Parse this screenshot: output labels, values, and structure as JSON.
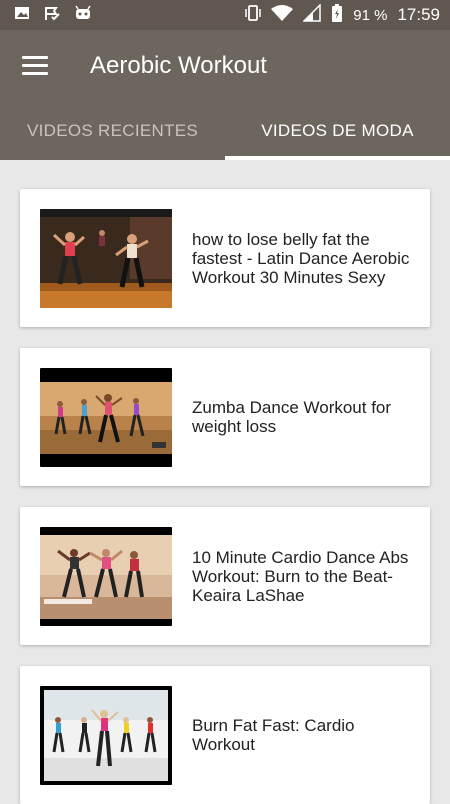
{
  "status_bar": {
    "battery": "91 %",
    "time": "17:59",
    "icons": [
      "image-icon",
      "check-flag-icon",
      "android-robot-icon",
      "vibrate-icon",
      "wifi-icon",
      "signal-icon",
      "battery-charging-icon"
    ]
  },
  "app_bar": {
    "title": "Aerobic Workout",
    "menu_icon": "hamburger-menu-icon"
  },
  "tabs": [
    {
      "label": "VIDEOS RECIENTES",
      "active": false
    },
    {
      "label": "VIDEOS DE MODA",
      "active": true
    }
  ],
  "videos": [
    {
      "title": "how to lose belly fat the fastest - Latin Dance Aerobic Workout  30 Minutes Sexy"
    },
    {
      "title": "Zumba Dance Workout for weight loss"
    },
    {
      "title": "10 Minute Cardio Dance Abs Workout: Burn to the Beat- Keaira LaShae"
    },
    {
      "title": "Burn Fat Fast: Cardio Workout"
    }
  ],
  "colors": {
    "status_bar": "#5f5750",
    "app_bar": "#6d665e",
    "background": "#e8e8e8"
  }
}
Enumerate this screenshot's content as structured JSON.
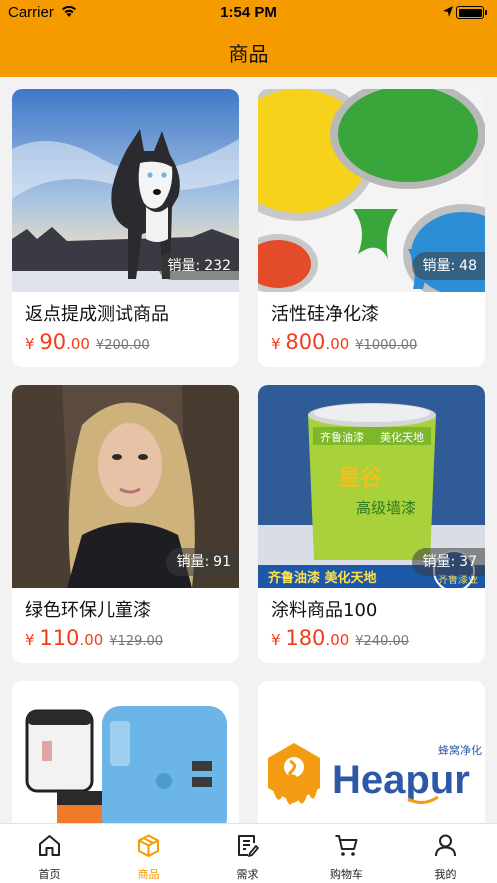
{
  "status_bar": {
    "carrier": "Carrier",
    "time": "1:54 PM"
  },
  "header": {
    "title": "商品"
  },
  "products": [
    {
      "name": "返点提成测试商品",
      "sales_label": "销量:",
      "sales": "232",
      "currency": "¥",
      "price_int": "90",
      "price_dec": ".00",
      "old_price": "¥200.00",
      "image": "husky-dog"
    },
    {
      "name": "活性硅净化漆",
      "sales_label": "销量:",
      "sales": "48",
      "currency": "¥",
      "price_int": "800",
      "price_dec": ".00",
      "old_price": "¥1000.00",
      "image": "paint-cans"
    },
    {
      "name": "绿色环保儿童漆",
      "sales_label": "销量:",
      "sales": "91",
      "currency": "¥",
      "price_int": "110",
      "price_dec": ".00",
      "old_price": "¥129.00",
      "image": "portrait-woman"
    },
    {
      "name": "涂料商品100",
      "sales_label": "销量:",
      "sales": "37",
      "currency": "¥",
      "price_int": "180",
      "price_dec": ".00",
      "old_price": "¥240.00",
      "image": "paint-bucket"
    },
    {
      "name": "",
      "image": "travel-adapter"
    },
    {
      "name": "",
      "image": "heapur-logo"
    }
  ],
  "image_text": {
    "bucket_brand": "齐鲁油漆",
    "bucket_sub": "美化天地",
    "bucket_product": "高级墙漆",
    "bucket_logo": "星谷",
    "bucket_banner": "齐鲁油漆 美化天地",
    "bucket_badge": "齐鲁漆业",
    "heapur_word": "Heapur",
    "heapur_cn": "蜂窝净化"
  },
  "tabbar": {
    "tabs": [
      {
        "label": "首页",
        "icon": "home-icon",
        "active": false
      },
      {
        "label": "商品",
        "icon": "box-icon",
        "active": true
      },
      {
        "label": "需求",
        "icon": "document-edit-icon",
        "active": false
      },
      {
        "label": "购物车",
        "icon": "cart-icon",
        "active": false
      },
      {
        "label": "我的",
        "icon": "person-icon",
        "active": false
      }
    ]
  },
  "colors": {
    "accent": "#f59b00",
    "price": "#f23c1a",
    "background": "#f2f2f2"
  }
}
------------
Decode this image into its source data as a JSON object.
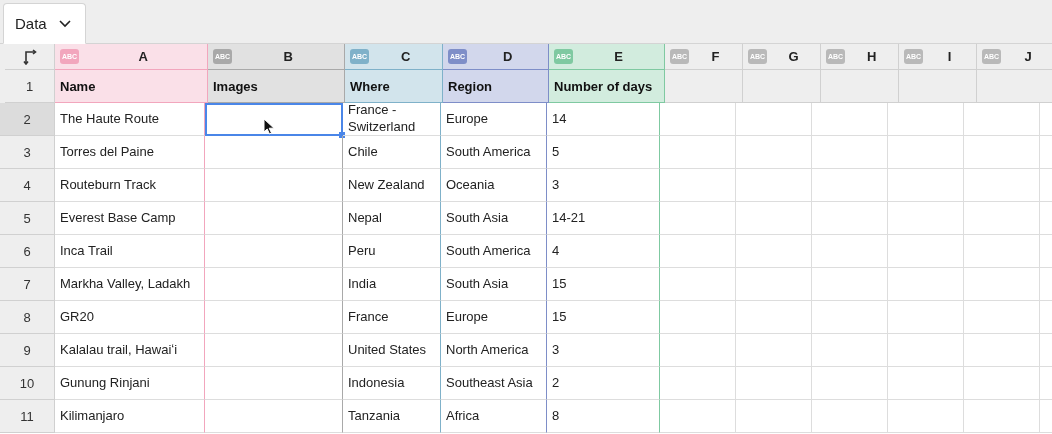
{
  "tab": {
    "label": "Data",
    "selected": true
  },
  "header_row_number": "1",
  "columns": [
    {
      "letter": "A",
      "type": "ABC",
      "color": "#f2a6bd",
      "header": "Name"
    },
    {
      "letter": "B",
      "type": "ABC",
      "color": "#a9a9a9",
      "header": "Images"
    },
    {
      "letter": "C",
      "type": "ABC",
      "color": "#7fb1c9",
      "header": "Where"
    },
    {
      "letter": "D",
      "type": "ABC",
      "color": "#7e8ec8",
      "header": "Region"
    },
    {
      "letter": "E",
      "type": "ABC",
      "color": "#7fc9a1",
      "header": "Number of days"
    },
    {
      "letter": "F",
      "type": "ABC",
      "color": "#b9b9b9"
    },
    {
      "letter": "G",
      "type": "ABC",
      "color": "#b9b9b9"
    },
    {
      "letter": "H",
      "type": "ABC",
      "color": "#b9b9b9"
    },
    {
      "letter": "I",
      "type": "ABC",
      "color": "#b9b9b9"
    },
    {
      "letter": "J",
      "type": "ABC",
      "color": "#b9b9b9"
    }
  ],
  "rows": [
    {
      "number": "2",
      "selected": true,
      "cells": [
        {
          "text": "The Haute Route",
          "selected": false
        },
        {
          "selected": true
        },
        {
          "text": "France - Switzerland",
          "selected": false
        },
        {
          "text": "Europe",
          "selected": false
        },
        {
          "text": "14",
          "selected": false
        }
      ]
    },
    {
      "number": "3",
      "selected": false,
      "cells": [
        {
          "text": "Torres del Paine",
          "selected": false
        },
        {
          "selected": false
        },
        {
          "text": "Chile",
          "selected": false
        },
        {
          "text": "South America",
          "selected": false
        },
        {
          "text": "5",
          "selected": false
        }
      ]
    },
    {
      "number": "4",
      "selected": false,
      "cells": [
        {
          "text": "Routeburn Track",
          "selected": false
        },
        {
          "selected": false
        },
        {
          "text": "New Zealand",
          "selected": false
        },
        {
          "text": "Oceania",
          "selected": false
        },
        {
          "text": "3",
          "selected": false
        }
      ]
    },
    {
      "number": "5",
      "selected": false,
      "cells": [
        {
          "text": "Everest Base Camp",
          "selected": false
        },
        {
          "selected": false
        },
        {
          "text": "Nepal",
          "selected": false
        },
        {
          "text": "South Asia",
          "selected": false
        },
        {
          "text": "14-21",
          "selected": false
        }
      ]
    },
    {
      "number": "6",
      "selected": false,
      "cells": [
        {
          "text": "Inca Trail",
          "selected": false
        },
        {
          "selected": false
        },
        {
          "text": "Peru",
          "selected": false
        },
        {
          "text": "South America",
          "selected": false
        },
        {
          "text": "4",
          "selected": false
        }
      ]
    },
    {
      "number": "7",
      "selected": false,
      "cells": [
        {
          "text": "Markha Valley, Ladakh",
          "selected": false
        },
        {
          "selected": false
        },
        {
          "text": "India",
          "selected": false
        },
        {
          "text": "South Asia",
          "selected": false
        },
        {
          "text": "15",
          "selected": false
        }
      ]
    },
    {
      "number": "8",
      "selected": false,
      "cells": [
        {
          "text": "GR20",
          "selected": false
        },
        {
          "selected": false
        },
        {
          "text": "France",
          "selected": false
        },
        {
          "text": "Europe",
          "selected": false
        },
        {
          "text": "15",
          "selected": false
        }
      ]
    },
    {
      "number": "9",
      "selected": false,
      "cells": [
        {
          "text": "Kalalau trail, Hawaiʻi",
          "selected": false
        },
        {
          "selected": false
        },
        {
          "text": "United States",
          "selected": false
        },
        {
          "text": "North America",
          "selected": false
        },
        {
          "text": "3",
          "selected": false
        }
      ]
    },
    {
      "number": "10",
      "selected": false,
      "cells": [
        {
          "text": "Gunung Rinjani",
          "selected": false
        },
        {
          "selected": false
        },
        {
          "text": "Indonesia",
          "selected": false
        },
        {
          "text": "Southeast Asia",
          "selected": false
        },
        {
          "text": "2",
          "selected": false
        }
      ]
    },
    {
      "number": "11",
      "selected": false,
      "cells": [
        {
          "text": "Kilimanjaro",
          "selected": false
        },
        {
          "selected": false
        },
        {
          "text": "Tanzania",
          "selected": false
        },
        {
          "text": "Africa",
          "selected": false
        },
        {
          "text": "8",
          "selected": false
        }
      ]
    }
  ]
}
------------
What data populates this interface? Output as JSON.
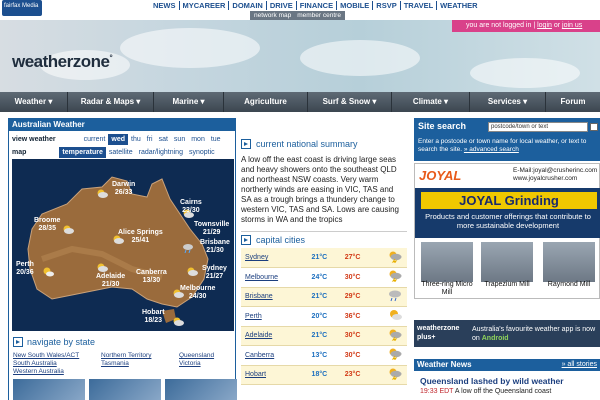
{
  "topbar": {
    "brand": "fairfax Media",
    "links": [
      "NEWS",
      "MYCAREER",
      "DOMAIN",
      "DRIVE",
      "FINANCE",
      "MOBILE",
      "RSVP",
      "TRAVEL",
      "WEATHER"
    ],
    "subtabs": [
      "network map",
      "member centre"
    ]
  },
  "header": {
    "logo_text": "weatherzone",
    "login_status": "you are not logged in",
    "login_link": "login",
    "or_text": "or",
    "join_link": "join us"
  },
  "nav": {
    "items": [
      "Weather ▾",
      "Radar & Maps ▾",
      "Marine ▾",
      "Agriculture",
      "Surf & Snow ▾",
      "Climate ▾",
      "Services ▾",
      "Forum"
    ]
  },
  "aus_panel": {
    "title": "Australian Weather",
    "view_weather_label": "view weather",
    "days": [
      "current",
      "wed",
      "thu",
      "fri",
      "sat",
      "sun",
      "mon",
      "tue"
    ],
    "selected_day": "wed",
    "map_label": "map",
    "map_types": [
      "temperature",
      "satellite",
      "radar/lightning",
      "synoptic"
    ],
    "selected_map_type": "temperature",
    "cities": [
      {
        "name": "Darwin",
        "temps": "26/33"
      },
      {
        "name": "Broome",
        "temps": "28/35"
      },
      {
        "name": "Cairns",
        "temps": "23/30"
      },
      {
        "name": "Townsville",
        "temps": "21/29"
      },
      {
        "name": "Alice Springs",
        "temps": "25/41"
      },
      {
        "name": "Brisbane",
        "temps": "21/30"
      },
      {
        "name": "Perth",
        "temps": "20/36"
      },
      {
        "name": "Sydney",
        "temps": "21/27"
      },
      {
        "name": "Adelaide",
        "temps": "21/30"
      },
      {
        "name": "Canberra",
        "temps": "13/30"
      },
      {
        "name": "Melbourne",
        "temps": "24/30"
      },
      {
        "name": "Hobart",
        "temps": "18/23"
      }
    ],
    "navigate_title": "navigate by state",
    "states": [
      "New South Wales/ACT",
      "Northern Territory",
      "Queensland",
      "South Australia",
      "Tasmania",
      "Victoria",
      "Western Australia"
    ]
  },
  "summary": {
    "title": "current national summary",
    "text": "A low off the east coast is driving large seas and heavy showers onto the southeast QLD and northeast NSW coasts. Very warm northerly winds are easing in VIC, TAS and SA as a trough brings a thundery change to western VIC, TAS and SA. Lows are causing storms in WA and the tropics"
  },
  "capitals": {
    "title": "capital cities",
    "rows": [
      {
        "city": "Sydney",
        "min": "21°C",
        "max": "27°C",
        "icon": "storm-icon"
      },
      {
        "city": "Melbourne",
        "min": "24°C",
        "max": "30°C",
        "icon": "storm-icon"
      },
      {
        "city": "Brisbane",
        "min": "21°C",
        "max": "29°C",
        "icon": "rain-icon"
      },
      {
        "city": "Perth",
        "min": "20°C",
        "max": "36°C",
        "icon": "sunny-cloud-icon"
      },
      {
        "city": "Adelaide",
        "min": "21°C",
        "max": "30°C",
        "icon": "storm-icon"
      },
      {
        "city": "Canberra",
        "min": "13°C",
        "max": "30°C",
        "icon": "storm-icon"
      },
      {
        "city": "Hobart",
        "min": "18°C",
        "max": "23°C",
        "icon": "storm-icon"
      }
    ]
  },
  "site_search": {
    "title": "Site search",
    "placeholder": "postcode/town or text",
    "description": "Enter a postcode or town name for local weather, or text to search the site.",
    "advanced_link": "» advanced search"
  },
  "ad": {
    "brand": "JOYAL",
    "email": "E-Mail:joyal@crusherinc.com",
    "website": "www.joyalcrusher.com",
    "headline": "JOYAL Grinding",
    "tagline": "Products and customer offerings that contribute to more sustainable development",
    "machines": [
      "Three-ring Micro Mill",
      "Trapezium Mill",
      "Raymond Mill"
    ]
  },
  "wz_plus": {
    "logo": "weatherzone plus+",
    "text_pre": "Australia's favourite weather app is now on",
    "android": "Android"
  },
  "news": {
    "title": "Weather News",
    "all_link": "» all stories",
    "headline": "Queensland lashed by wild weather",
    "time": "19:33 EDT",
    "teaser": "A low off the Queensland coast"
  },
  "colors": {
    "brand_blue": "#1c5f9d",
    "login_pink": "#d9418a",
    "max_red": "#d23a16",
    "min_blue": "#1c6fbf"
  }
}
------------
From the records above, pull out each line that has "summary".

Final result:
  "summary": {
    "title": "current national summary",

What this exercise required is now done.